[Opening Text for analysis section]
As a crosscheck, I went to Cablecraft’s website and here’s what they had to say:
“Working loads should be highest in the pull direction. In the compression mode the loads need to be specified at 50% of the pull load unless using Armored Core which will yield a higher compression to tension ratio.”

Yep, I totally missed this requirement.

I’ll call both California Push-Pull and Cablecraft tomorrow to see what options I have and what my play needs to be in regards to this.  Again, I’m a little in the dark here because everyone I know has the standard forward-facing servo that allows cables to come into the engine compartment, loop around from the back side so that the cables are actually facing forward and organically meeting this requirement that I’m just discovering.  With my aft-facing servo I clearly and simply don’t have the option (or the physical space) to do that type of install.

To get ahead of this I brushed off my COA 2 Powerpoint slide deck and created a new COA X to capture possible requirements and to get an idea of the workload involved in meeting this “new” requirement.  What I determined after going through this process was 2 primary tasks would have to be accomplished:

1. The throttle quadrant would have to be converted to a reverse configuration (move pivot point to mid-lever vs current pivot point at bottom of lever).
2. Invert the fuel injection servo 180º from it’s current installed position.

After determining WHAT would most likely need to be done, I then needed to do a recon to determine HOW (or even IF) it could be done.  I started by grabbing pics of the general axes the cable ends would need to move to actuate the servo levers.

Here we have the mixture lever on the current left side.  Note that it is situated towards the aft end of the servo and would pivot below the servo.

With the servo inverted, we now have the throttle lever on the left side.  Note that it is situated towards the forward end of the servo at about mid-elevation, and would also pivot below the servo.

On the right side in the current servo configuration, the throttle mixture is pretty much a mirror image as it would be on the left side… situated towards the front of the servo, mid-elevation and would pivot below the servo.

The most pronounced configuration change would be with the mixture lever on the right side: its aft position would remain the same obviously, but its pivot distance is a bit further away (not saying this is a negative, just noteworthy).

I’ll note 2 more characteristics of having the fuel injection servo installed in this position: First, I had to remove the starter in order to mount the servo, there’s that little clearance initially, and not a whole lot after mounting either (see below)… but enough (from what I can tell so far).  Second, the routing of the fuel hose to the servo will either be much more circuitous if from below, or would have to go above the cold air induction pipes… more data required for a final call on this.
[Closing Text for analysis section]
[Opening Given records section]
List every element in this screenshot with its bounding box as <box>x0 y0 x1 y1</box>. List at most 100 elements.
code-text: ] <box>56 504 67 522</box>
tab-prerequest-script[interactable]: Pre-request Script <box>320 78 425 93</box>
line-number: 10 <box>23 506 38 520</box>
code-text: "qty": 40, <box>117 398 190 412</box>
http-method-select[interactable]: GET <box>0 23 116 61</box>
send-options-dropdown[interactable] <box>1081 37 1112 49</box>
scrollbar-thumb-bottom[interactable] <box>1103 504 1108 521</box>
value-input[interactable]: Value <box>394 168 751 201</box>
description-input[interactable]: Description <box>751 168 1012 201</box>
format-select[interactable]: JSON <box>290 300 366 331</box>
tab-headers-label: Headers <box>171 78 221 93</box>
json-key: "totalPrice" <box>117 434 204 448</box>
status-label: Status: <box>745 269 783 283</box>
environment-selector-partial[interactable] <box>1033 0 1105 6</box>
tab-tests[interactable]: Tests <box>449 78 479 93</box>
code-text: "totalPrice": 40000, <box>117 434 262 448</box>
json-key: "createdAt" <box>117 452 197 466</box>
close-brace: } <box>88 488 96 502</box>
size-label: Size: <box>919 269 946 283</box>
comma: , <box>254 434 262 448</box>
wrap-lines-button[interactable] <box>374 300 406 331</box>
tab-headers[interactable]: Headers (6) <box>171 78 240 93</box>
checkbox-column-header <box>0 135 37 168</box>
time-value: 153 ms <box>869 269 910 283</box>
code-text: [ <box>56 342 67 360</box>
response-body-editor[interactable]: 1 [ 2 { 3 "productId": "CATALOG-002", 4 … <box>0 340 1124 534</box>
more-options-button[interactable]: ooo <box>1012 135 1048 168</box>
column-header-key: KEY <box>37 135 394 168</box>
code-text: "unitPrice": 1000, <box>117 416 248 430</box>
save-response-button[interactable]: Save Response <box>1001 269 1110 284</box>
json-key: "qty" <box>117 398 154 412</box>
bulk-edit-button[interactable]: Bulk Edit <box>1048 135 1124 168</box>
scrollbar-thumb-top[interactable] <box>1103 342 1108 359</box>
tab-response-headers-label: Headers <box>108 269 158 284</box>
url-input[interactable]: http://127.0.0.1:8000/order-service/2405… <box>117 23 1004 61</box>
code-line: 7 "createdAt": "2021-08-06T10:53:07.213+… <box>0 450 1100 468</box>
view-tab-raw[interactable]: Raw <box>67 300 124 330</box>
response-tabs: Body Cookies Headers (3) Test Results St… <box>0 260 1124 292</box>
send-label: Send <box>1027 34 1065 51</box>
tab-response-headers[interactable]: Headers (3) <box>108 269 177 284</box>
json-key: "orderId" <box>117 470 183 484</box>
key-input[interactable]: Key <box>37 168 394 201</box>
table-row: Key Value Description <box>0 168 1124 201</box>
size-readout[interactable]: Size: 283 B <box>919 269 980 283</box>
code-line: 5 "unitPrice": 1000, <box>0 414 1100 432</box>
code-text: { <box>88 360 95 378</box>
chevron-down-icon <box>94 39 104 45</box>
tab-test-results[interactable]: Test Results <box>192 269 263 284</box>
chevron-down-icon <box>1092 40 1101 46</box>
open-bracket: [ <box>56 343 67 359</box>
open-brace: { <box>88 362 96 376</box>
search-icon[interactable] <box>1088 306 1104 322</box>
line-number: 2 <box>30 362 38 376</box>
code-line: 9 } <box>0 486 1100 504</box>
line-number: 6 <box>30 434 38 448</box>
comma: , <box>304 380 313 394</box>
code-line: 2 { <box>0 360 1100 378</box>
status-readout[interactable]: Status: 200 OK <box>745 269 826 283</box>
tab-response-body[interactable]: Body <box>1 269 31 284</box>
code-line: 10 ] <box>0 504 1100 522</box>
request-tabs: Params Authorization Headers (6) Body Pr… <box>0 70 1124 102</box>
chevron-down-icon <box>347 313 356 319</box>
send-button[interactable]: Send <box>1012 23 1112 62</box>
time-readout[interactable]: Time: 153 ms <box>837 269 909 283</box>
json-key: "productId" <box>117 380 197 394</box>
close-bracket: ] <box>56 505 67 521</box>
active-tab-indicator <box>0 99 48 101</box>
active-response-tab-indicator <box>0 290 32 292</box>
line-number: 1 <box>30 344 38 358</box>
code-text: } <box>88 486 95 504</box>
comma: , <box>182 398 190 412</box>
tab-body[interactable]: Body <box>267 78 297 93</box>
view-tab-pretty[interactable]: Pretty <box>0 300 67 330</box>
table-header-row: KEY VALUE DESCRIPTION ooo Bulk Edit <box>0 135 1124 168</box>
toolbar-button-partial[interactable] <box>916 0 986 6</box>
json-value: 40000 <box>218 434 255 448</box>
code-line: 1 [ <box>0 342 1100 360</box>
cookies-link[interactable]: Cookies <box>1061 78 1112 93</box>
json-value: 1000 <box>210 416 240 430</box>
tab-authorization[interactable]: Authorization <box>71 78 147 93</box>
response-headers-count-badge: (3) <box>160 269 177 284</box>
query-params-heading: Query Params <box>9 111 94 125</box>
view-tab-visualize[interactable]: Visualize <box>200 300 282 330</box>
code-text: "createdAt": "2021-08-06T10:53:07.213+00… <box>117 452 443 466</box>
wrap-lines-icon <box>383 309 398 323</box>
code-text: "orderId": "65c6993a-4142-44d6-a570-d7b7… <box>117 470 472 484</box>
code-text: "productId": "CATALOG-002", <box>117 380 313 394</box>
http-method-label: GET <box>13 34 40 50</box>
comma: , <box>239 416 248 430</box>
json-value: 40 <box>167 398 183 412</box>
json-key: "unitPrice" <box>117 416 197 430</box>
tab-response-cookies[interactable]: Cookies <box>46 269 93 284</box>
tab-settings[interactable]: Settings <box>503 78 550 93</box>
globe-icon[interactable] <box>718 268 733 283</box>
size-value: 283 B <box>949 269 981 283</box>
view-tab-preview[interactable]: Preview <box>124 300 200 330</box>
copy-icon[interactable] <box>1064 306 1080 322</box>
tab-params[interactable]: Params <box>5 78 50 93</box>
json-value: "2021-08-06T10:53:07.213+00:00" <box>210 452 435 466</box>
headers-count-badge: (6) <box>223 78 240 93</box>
[Closing Given records section]
Write out the passage from the text about the fuel injection servo, starting at "Here we have" and ending at "mid-elevation and would pivot below the servo.".

Exercise answer |
Here we have the mixture lever on the current left side.  Note that it is situated towards the aft end of the servo and would pivot below the servo.

With the servo inverted, we now have the throttle lever on the left side.  Note that it is situated towards the forward end of the servo at about mid-elevation, and would also pivot below the servo.

On the right side in the current servo configuration, the throttle mixture is pretty much a mirror image as it would be on the left side… situated towards the front of the servo, mid-elevation and would pivot below the servo.